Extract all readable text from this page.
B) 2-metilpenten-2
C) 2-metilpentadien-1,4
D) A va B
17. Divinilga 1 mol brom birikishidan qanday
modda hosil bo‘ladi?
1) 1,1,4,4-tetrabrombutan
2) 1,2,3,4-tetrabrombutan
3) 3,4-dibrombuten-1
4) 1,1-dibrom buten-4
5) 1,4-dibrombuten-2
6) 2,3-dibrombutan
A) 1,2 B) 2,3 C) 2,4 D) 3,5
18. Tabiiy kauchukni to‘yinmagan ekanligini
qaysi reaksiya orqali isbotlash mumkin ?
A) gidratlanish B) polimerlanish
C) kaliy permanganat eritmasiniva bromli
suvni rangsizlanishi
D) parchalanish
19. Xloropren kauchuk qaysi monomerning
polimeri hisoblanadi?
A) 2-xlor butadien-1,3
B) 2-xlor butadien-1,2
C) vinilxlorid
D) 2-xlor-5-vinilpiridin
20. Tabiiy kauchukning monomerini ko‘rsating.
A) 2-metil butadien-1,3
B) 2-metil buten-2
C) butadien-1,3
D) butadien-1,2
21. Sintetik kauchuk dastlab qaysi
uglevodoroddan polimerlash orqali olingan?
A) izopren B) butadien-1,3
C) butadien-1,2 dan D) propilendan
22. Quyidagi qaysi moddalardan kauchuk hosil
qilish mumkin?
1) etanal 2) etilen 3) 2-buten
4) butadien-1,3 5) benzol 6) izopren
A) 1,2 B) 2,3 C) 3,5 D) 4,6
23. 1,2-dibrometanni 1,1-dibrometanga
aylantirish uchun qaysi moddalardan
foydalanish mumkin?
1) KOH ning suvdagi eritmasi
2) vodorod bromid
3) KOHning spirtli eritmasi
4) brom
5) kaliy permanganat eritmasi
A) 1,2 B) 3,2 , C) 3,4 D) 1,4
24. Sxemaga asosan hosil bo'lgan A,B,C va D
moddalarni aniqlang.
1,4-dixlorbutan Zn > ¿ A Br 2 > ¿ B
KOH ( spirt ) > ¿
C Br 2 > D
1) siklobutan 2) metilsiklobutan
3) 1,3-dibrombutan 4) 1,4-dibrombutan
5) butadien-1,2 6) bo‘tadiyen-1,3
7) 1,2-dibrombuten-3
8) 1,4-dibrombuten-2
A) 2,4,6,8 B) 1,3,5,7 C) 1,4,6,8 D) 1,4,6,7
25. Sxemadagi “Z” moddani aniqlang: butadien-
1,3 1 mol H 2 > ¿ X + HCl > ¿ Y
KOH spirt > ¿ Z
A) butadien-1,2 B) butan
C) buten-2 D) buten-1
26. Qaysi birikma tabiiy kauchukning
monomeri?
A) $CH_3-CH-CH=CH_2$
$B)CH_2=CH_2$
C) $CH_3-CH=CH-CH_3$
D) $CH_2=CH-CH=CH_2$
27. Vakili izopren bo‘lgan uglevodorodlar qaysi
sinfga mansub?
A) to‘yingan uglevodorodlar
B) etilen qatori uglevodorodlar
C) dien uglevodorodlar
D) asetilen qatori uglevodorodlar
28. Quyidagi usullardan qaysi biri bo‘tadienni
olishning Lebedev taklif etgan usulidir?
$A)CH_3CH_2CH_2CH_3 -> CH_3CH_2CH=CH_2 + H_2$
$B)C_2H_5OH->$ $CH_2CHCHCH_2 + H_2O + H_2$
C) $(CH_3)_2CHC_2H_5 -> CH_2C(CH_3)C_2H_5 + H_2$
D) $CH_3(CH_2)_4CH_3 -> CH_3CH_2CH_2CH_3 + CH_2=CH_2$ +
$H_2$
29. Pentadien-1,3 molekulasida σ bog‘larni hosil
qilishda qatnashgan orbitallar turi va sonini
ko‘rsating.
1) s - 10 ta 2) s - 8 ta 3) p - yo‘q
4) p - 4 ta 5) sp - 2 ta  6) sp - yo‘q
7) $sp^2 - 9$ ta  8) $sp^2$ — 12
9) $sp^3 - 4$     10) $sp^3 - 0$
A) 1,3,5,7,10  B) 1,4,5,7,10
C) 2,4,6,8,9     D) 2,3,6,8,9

• • • •

■ AIM ■
Every line above should be retyped exactly as given.

■ FINAL ANSWER ■
Extract all readable text from this page.
B) 2-metilpenten-2
C) 2-metilpentadien-1,4
D) A va B
17. Divinilga 1 mol brom birikishidan qanday
modda hosil bo‘ladi?
1) 1,1,4,4-tetrabrombutan
2) 1,2,3,4-tetrabrombutan
3) 3,4-dibrombuten-1
4) 1,1-dibrom buten-4
5) 1,4-dibrombuten-2
6) 2,3-dibrombutan
A) 1,2 B) 2,3 C) 2,4 D) 3,5
18. Tabiiy kauchukni to‘yinmagan ekanligini
qaysi reaksiya orqali isbotlash mumkin ?
A) gidratlanish B) polimerlanish
C) kaliy permanganat eritmasiniva bromli
suvni rangsizlanishi
D) parchalanish
19. Xloropren kauchuk qaysi monomerning
polimeri hisoblanadi?
A) 2-xlor butadien-1,3
B) 2-xlor butadien-1,2
C) vinilxlorid
D) 2-xlor-5-vinilpiridin
20. Tabiiy kauchukning monomerini ko‘rsating.
A) 2-metil butadien-1,3
B) 2-metil buten-2
C) butadien-1,3
D) butadien-1,2
21. Sintetik kauchuk dastlab qaysi
uglevodoroddan polimerlash orqali olingan?
A) izopren B) butadien-1,3
C) butadien-1,2 dan D) propilendan
22. Quyidagi qaysi moddalardan kauchuk hosil
qilish mumkin?
1) etanal 2) etilen 3) 2-buten
4) butadien-1,3 5) benzol 6) izopren
A) 1,2 B) 2,3 C) 3,5 D) 4,6
23. 1,2-dibrometanni 1,1-dibrometanga
aylantirish uchun qaysi moddalardan
foydalanish mumkin?
1) KOH ning suvdagi eritmasi
2) vodorod bromid
3) KOHning spirtli eritmasi
4) brom
5) kaliy permanganat eritmasi
A) 1,2 B) 3,2 , C) 3,4 D) 1,4
24. Sxemaga asosan hosil bo'lgan A,B,C va D
moddalarni aniqlang.
1,4-dixlorbutan Zn > ¿ A Br 2 > ¿ B
KOH ( spirt ) > ¿
C Br 2 > D
1) siklobutan 2) metilsiklobutan
3) 1,3-dibrombutan 4) 1,4-dibrombutan
5) butadien-1,2 6) bo‘tadiyen-1,3
7) 1,2-dibrombuten-3
8) 1,4-dibrombuten-2
A) 2,4,6,8 B) 1,3,5,7 C) 1,4,6,8 D) 1,4,6,7
25. Sxemadagi “Z” moddani aniqlang: butadien-
1,3 1 mol H 2 > ¿ X + HCl > ¿ Y
KOH spirt > ¿ Z
A) butadien-1,2 B) butan
C) buten-2 D) buten-1
26. Qaysi birikma tabiiy kauchukning
monomeri?
A) $CH_3-CH-CH=CH_2$
$B)CH_2=CH_2$
C) $CH_3-CH=CH-CH_3$
D) $CH_2=CH-CH=CH_2$
27. Vakili izopren bo‘lgan uglevodorodlar qaysi
sinfga mansub?
A) to‘yingan uglevodorodlar
B) etilen qatori uglevodorodlar
C) dien uglevodorodlar
D) asetilen qatori uglevodorodlar
28. Quyidagi usullardan qaysi biri bo‘tadienni
olishning Lebedev taklif etgan usulidir?
$A)CH_3CH_2CH_2CH_3 -> CH_3CH_2CH=CH_2 + H_2$
$B)C_2H_5OH->$ $CH_2CHCHCH_2 + H_2O + H_2$
C) $(CH_3)_2CHC_2H_5 -> CH_2C(CH_3)C_2H_5 + H_2$
D) $CH_3(CH_2)_4CH_3 -> CH_3CH_2CH_2CH_3 + CH_2=CH_2$ +
$H_2$
29. Pentadien-1,3 molekulasida σ bog‘larni hosil
qilishda qatnashgan orbitallar turi va sonini
ko‘rsating.
1) s - 10 ta 2) s - 8 ta 3) p - yo‘q
4) p - 4 ta 5) sp - 2 ta  6) sp - yo‘q
7) $sp^2 - 9$ ta  8) $sp^2$ — 12
9) $sp^3 - 4$     10) $sp^3 - 0$
A) 1,3,5,7,10  B) 1,4,5,7,10
C) 2,4,6,8,9     D) 2,3,6,8,9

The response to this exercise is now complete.